[WHAT NEEDS TO BE DONE] Copy every line with the string "text" in it.

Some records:
────────────────
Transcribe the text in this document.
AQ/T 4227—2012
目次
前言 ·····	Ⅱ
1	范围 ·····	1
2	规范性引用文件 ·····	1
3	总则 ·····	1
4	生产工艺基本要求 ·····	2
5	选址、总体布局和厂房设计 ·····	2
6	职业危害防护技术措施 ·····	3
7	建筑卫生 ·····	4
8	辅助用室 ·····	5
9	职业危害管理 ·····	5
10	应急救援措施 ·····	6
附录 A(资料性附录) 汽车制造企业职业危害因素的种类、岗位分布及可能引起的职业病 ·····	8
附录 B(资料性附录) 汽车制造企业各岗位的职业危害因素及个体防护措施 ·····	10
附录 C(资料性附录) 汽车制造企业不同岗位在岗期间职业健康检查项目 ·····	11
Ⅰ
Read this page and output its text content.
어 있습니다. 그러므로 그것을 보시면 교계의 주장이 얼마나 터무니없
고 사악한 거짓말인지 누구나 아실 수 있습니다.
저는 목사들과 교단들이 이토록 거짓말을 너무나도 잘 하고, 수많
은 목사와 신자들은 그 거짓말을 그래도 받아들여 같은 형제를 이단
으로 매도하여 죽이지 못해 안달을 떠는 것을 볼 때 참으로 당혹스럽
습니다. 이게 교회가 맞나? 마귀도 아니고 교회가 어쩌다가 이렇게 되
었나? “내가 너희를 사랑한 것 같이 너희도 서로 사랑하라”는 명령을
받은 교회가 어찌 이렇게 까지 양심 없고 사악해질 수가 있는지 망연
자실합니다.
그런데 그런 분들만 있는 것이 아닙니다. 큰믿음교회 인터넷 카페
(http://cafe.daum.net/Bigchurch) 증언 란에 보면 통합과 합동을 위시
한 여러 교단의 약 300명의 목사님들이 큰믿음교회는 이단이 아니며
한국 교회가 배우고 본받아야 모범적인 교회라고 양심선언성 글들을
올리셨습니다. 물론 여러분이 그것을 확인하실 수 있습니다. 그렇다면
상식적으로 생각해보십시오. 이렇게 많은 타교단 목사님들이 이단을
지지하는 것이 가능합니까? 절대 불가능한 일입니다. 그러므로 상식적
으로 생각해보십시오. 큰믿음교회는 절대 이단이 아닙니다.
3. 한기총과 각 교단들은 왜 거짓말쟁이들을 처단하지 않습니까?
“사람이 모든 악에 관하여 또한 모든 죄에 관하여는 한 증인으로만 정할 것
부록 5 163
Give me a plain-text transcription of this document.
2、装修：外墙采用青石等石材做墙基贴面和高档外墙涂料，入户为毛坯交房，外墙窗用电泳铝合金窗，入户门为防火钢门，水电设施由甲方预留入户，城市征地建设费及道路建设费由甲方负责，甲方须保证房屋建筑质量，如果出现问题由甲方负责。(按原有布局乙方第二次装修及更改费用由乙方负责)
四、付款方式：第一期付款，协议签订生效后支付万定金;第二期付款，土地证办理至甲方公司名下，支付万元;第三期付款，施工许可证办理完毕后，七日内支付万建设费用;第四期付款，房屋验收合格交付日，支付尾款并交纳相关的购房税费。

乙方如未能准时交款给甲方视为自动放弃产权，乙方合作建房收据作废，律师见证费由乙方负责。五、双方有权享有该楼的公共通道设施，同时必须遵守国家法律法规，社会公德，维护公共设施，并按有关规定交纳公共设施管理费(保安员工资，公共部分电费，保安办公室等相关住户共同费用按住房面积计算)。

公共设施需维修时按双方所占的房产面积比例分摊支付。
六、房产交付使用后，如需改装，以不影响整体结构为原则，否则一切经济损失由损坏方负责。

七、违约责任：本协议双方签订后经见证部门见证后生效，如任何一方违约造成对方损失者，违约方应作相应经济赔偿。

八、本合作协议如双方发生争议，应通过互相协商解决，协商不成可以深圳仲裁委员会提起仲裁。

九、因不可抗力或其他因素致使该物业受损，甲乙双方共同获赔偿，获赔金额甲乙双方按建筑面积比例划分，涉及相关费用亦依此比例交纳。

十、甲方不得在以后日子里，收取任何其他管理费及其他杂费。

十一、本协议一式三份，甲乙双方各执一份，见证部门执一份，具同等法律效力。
────────────────
[WORKED SOLUTION]
Transcribe the text in this document.
Read this page and output its text content.
Give me a plain-text transcription of this document.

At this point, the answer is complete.